- _What this task involves_
Repeat all entries exactly.

- _Data supplied_
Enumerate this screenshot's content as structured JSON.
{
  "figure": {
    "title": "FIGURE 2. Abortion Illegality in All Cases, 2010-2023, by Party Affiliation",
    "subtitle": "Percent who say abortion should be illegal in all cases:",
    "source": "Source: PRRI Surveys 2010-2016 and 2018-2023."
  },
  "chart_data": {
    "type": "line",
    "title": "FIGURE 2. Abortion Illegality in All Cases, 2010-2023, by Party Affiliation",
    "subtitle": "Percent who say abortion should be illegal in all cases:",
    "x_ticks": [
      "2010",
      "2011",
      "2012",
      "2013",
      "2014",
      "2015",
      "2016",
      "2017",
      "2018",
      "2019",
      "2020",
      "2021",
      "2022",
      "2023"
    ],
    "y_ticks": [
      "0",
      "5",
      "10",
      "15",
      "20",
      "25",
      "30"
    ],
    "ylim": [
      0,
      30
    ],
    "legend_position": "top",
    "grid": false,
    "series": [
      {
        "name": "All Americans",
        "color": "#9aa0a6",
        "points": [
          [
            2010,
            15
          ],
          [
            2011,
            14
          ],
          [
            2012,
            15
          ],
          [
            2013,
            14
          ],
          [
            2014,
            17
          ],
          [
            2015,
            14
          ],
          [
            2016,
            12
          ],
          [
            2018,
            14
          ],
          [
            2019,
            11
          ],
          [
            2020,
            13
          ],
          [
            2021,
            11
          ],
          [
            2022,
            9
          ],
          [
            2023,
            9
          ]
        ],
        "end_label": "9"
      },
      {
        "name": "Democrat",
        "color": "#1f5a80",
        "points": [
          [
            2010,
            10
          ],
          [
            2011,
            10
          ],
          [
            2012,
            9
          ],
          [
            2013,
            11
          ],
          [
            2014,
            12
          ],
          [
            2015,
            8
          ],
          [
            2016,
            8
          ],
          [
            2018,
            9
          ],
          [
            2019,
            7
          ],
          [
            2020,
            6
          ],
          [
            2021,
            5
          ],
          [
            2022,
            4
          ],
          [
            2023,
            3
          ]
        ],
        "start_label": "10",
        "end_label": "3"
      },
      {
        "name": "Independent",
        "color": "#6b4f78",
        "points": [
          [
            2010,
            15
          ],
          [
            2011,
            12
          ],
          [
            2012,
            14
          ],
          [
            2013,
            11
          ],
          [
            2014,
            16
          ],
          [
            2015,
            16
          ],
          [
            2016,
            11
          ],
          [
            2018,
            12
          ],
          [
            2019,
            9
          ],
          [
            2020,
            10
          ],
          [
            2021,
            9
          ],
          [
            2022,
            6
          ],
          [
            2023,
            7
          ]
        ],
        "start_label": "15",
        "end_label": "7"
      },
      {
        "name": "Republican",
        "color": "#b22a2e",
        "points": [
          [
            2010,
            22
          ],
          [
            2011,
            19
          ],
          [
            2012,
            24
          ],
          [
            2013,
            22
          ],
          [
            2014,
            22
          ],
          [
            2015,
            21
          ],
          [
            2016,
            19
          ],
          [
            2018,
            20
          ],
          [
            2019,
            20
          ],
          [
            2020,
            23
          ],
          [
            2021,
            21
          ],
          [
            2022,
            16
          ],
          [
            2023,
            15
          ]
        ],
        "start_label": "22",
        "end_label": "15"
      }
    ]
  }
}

- _Expected answer_
Enumerate this screenshot's content as structured JSON.
{
  "figure": {
    "title": "FIGURE 2. Abortion Illegality in All Cases, 2010-2023, by Party Affiliation",
    "subtitle": "Percent who say abortion should be illegal in all cases:",
    "source": "Source: PRRI Surveys 2010-2016 and 2018-2023."
  },
  "chart_data": {
    "type": "line",
    "title": "FIGURE 2. Abortion Illegality in All Cases, 2010-2023, by Party Affiliation",
    "subtitle": "Percent who say abortion should be illegal in all cases:",
    "x_ticks": [
      "2010",
      "2011",
      "2012",
      "2013",
      "2014",
      "2015",
      "2016",
      "2017",
      "2018",
      "2019",
      "2020",
      "2021",
      "2022",
      "2023"
    ],
    "y_ticks": [
      "0",
      "5",
      "10",
      "15",
      "20",
      "25",
      "30"
    ],
    "ylim": [
      0,
      30
    ],
    "legend_position": "top",
    "grid": false,
    "series": [
      {
        "name": "All Americans",
        "color": "#9aa0a6",
        "points": [
          [
            2010,
            15
          ],
          [
            2011,
            14
          ],
          [
            2012,
            15
          ],
          [
            2013,
            14
          ],
          [
            2014,
            17
          ],
          [
            2015,
            14
          ],
          [
            2016,
            12
          ],
          [
            2018,
            14
          ],
          [
            2019,
            11
          ],
          [
            2020,
            13
          ],
          [
            2021,
            11
          ],
          [
            2022,
            9
          ],
          [
            2023,
            9
          ]
        ],
        "end_label": "9"
      },
      {
        "name": "Democrat",
        "color": "#1f5a80",
        "points": [
          [
            2010,
            10
          ],
          [
            2011,
            10
          ],
          [
            2012,
            9
          ],
          [
            2013,
            11
          ],
          [
            2014,
            12
          ],
          [
            2015,
            8
          ],
          [
            2016,
            8
          ],
          [
            2018,
            9
          ],
          [
            2019,
            7
          ],
          [
            2020,
            6
          ],
          [
            2021,
            5
          ],
          [
            2022,
            4
          ],
          [
            2023,
            3
          ]
        ],
        "start_label": "10",
        "end_label": "3"
      },
      {
        "name": "Independent",
        "color": "#6b4f78",
        "points": [
          [
            2010,
            15
          ],
          [
            2011,
            12
          ],
          [
            2012,
            14
          ],
          [
            2013,
            11
          ],
          [
            2014,
            16
          ],
          [
            2015,
            16
          ],
          [
            2016,
            11
          ],
          [
            2018,
            12
          ],
          [
            2019,
            9
          ],
          [
            2020,
            10
          ],
          [
            2021,
            9
          ],
          [
            2022,
            6
          ],
          [
            2023,
            7
          ]
        ],
        "start_label": "15",
        "end_label": "7"
      },
      {
        "name": "Republican",
        "color": "#b22a2e",
        "points": [
          [
            2010,
            22
          ],
          [
            2011,
            19
          ],
          [
            2012,
            24
          ],
          [
            2013,
            22
          ],
          [
            2014,
            22
          ],
          [
            2015,
            21
          ],
          [
            2016,
            19
          ],
          [
            2018,
            20
          ],
          [
            2019,
            20
          ],
          [
            2020,
            23
          ],
          [
            2021,
            21
          ],
          [
            2022,
            16
          ],
          [
            2023,
            15
          ]
        ],
        "start_label": "22",
        "end_label": "15"
      }
    ]
  }
}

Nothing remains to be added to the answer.